What is expected ▸ Find each line in the entries below that contains the word "suicide" and copy those lines.

Supplied information ▸
++++++++++

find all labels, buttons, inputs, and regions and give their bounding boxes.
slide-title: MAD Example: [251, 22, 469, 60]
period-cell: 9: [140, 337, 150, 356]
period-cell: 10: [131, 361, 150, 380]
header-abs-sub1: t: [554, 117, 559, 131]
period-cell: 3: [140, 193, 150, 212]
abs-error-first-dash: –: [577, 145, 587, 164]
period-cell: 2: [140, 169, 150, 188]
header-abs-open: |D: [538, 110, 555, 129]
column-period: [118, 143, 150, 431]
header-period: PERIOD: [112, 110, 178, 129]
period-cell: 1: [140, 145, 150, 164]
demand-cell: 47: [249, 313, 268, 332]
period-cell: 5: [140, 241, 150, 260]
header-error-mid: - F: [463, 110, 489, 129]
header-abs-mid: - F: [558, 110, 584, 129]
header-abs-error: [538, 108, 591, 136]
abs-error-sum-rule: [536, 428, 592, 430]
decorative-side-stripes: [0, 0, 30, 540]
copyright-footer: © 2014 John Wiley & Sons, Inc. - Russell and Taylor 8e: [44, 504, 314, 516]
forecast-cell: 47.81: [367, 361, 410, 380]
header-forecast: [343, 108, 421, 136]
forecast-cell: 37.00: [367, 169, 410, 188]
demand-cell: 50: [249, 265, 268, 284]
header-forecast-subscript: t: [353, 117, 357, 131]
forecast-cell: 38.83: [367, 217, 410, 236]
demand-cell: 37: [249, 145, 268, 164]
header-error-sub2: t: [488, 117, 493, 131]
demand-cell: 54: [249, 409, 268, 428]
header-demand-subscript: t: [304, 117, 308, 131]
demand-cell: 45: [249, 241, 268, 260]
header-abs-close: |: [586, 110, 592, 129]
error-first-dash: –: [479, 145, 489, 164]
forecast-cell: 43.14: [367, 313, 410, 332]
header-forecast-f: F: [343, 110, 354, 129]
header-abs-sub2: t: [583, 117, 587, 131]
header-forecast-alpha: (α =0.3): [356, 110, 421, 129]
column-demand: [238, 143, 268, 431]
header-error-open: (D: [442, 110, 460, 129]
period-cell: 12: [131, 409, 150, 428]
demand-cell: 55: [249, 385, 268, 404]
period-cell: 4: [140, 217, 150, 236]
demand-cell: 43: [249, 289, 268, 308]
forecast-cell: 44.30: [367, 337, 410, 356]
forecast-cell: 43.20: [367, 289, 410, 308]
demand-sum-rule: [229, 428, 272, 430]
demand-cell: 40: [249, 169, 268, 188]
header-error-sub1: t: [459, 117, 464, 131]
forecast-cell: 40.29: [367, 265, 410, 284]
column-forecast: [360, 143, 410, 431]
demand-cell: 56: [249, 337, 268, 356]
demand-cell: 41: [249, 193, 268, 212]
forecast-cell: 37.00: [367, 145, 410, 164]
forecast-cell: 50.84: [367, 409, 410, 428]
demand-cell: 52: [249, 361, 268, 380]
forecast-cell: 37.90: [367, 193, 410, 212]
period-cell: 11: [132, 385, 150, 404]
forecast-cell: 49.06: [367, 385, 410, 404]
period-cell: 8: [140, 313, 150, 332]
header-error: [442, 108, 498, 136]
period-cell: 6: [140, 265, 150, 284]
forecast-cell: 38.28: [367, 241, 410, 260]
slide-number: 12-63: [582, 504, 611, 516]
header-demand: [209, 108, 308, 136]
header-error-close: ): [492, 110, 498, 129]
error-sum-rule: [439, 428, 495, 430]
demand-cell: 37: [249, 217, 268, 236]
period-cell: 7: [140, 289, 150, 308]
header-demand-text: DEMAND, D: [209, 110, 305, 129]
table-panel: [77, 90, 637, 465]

++++++++++

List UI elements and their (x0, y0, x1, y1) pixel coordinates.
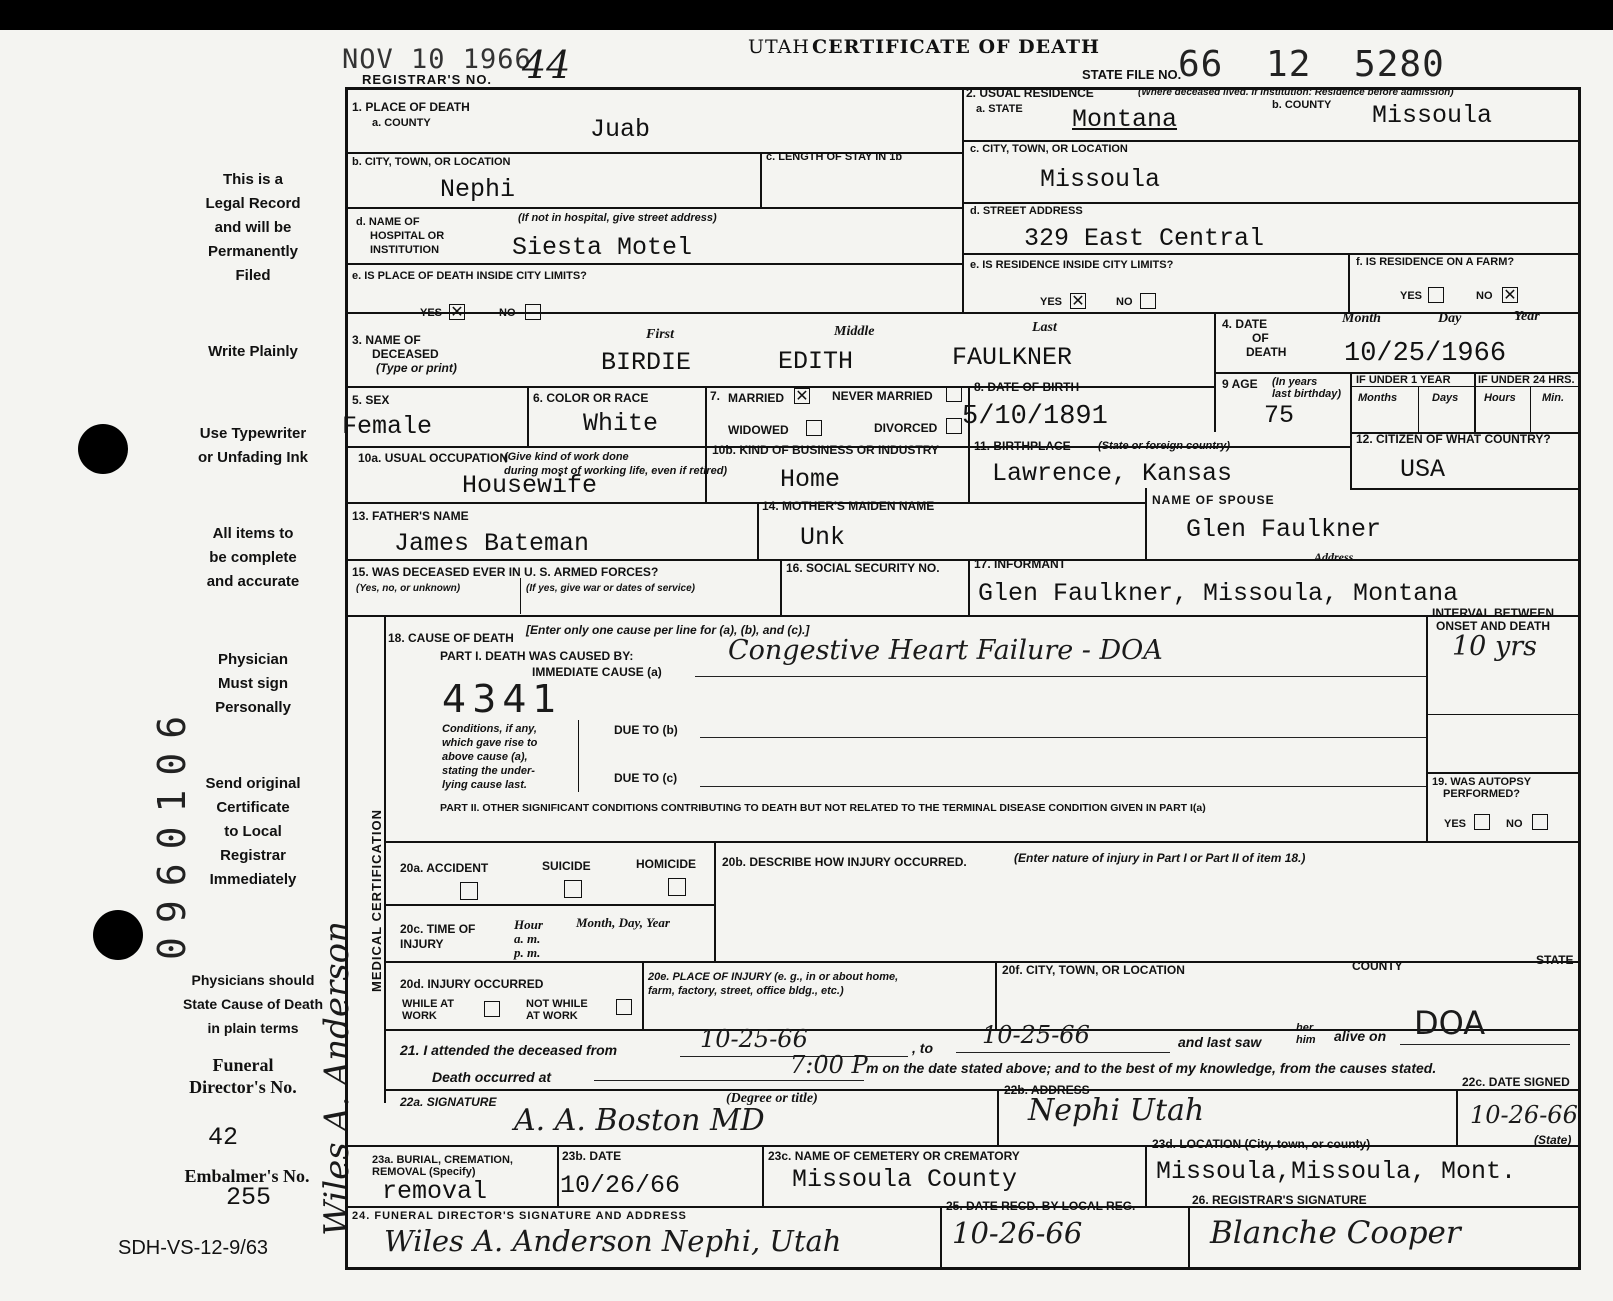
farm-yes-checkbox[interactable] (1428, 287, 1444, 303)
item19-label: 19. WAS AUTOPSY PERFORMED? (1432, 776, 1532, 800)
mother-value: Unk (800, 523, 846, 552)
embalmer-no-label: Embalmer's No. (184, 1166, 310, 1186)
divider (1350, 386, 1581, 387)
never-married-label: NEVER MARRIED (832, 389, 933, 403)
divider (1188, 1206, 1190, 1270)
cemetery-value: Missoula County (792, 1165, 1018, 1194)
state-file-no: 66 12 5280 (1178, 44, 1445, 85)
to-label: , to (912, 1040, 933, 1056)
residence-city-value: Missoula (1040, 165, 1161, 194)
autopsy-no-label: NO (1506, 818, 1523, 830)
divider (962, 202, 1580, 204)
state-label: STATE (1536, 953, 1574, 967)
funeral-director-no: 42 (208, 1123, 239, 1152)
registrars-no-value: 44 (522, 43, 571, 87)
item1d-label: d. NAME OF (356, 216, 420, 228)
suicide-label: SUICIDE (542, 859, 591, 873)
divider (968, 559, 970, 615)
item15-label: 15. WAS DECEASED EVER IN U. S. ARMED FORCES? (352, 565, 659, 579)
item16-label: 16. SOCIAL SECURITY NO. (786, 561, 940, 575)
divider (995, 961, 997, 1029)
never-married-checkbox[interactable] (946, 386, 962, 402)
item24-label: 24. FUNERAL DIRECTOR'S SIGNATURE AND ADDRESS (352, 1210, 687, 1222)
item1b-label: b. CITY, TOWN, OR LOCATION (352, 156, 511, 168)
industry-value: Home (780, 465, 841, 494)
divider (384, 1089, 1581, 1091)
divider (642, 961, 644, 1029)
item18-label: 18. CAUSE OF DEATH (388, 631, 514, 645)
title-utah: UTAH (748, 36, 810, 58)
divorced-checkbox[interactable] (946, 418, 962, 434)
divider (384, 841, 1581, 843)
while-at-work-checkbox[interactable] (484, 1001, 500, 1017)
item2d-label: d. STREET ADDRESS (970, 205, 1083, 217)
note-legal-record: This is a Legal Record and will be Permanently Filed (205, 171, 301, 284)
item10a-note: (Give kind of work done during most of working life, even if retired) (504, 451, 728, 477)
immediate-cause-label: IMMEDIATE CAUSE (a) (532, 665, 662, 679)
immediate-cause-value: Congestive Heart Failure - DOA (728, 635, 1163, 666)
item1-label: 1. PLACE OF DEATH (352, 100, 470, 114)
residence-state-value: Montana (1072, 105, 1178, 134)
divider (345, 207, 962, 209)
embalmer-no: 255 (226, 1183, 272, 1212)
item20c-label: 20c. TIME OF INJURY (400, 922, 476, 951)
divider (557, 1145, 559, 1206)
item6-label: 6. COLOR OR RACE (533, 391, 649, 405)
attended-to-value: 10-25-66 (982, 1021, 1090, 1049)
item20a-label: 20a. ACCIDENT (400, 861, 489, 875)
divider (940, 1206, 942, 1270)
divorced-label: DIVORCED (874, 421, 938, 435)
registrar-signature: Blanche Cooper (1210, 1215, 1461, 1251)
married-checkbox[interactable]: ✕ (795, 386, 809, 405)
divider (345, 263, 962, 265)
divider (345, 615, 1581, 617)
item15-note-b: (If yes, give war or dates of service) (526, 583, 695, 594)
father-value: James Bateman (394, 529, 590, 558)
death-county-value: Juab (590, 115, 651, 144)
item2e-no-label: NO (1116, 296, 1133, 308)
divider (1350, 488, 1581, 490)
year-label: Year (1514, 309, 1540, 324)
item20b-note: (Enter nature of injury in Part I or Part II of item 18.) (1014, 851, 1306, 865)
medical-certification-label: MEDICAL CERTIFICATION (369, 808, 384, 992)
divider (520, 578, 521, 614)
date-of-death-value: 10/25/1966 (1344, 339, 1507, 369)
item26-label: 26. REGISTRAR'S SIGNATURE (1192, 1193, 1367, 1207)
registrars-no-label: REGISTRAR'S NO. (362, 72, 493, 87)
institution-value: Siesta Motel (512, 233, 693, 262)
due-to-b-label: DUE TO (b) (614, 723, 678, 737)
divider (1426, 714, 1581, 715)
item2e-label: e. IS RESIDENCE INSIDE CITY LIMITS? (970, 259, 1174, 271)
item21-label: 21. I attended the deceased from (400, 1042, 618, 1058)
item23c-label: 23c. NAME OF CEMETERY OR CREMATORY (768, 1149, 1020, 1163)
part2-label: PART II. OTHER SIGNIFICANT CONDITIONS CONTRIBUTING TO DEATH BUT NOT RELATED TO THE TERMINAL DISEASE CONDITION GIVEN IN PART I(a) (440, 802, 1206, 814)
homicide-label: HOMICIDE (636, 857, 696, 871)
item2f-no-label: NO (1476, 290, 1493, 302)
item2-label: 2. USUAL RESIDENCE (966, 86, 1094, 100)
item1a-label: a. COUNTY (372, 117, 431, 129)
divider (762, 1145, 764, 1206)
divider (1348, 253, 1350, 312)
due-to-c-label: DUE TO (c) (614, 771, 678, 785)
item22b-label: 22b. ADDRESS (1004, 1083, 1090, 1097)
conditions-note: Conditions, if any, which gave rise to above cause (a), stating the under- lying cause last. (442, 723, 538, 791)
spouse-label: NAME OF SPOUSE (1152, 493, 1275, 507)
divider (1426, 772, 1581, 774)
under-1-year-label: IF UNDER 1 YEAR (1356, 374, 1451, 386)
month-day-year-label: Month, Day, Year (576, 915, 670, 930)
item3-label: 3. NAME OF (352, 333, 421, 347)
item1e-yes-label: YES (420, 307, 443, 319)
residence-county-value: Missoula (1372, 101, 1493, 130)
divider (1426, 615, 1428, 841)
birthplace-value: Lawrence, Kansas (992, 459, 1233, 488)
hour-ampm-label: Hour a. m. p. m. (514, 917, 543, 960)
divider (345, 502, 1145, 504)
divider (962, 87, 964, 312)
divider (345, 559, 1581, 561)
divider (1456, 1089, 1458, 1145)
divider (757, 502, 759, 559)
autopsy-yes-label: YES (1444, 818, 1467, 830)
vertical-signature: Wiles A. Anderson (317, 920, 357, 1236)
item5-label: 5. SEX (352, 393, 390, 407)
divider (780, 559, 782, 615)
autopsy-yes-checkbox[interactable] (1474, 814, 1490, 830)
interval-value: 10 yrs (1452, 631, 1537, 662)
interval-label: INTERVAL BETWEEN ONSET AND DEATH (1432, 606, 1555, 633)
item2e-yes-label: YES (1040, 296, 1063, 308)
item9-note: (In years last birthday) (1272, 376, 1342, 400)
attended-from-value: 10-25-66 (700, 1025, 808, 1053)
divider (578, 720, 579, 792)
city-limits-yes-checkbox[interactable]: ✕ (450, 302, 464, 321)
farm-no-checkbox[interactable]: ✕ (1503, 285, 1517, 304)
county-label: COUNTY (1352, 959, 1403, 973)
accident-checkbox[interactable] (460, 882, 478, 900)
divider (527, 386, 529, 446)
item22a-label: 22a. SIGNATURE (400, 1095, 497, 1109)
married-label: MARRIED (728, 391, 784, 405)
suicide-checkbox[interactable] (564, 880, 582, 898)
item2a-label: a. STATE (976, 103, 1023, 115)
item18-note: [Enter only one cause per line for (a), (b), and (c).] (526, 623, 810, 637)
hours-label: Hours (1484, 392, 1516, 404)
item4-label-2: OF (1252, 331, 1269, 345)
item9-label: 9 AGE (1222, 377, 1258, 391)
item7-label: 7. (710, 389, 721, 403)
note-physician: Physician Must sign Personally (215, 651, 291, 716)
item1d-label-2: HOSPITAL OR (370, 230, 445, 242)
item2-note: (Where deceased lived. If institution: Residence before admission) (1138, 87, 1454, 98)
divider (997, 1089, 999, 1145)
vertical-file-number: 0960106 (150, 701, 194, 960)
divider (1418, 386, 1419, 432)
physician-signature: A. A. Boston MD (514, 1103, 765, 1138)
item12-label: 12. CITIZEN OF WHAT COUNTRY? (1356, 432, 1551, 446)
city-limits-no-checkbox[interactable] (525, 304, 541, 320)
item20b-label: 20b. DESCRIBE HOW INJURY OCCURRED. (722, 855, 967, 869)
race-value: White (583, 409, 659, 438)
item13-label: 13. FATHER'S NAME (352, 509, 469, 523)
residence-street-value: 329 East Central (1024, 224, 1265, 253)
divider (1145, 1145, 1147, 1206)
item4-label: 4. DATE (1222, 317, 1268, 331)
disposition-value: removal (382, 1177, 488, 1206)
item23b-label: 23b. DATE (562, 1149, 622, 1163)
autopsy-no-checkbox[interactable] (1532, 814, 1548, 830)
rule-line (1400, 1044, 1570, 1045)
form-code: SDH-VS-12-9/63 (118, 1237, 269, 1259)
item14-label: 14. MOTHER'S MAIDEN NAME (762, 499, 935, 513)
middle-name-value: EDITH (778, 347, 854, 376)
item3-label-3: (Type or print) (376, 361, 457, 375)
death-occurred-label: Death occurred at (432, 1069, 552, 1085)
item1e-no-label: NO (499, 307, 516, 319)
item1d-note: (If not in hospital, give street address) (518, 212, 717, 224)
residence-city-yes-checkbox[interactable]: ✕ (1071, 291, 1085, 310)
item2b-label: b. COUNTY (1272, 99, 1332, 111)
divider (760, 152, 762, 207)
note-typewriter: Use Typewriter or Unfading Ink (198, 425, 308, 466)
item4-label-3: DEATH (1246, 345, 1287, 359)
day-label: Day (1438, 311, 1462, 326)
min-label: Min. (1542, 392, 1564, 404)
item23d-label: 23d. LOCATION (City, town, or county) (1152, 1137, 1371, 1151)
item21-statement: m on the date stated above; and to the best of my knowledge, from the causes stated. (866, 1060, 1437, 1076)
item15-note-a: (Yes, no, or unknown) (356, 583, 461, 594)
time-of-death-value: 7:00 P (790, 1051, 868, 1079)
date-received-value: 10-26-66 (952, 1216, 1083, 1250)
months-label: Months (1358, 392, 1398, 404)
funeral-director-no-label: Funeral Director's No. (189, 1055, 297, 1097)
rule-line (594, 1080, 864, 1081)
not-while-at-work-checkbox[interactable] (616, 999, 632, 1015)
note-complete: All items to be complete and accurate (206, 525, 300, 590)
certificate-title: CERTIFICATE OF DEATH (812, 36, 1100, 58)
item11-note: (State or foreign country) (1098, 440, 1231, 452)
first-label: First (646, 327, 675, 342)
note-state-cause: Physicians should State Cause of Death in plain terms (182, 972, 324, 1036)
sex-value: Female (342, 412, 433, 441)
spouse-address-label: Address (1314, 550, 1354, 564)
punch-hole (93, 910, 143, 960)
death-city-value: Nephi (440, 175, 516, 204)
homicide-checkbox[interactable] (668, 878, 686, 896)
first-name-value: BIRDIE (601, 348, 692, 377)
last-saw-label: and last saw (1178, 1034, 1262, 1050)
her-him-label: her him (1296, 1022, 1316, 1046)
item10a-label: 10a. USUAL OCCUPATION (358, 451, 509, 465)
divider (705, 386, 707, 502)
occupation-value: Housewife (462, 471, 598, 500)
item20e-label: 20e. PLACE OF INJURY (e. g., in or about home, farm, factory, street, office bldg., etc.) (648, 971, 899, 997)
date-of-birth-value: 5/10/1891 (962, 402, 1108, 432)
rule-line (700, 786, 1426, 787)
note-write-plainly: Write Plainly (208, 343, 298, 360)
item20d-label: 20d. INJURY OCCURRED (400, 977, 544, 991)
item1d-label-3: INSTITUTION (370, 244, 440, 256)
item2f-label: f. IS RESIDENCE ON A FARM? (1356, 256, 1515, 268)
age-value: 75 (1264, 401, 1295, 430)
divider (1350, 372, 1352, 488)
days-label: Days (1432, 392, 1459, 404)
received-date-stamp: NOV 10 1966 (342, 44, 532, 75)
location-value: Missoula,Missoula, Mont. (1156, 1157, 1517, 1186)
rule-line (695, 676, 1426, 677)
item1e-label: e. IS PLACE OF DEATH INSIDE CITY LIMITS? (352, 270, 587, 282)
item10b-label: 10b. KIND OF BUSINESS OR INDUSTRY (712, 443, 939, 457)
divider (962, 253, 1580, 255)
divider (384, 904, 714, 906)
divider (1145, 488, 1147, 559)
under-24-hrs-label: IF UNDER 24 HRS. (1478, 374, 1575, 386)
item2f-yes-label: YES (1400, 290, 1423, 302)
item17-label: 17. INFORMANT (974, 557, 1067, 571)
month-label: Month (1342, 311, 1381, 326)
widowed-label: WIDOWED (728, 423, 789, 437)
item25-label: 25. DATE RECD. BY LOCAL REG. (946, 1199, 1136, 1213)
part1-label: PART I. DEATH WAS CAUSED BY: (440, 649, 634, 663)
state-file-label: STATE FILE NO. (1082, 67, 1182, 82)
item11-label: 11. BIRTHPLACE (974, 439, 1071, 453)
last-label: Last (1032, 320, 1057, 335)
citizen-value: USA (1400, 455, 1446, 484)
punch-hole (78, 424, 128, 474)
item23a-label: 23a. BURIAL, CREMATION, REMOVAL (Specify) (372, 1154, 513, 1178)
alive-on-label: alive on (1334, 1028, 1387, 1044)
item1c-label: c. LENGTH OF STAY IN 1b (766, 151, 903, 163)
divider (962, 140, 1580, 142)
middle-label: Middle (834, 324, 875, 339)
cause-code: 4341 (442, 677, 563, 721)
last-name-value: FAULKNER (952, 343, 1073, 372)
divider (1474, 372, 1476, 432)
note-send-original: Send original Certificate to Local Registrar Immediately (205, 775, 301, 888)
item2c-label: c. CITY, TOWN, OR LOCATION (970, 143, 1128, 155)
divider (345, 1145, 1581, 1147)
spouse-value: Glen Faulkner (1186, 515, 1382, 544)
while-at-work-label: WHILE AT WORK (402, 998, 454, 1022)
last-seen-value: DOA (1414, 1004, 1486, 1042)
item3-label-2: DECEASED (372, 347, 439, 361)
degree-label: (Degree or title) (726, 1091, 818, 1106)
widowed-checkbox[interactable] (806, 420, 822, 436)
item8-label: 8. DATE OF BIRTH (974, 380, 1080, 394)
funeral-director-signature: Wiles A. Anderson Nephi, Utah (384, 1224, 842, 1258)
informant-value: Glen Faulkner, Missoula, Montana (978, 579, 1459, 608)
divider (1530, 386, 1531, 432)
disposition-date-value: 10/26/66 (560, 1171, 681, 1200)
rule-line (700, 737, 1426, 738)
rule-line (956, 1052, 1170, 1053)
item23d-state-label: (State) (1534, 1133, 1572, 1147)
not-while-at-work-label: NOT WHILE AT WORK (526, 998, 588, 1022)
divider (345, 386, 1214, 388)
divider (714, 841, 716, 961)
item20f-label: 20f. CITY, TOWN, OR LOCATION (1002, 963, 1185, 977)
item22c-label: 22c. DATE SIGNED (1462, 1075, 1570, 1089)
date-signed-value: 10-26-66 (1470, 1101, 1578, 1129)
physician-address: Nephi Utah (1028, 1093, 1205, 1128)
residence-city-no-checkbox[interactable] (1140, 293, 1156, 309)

++++++++++

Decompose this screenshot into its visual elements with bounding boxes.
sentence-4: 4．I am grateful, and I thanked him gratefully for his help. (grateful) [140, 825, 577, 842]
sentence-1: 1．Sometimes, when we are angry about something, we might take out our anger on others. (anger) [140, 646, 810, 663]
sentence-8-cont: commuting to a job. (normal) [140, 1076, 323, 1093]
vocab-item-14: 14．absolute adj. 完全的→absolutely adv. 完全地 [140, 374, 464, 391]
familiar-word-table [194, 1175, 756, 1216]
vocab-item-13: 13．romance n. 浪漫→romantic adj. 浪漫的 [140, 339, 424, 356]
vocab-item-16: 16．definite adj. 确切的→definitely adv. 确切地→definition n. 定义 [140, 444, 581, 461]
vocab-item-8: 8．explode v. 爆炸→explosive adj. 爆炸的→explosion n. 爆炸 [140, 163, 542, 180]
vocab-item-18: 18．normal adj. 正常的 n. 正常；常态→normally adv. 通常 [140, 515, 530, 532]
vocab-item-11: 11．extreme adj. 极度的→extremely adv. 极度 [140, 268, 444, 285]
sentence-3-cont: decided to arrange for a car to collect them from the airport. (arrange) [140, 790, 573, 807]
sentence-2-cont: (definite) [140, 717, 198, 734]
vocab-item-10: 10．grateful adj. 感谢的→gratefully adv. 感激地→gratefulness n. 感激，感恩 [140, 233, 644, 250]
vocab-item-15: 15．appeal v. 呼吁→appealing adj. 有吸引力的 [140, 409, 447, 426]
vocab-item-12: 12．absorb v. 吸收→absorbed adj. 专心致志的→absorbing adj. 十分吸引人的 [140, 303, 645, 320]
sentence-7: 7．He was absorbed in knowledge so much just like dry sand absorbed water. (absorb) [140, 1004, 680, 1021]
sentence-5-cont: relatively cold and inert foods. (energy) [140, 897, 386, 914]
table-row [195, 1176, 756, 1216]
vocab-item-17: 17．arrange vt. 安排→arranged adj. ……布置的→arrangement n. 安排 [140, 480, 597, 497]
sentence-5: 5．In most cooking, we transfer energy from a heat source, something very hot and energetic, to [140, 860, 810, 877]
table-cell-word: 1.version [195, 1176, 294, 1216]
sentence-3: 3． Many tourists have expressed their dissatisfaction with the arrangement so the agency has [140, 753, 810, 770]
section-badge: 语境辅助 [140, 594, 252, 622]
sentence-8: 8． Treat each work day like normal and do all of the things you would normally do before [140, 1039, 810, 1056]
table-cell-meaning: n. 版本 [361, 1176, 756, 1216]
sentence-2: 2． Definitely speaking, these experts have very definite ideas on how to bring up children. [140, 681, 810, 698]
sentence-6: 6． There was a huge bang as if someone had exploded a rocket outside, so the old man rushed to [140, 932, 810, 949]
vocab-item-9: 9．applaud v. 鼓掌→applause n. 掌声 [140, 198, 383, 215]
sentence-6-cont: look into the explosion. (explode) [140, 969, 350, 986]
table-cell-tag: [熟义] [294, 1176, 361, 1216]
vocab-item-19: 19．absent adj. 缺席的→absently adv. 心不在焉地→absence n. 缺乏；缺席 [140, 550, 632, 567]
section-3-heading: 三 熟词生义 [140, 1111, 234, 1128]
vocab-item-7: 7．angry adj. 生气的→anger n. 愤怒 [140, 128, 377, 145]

++++++++++

In response ▸
suicide-label: SUICIDE (542, 859, 591, 873)
suicide-checkbox[interactable] (564, 880, 582, 898)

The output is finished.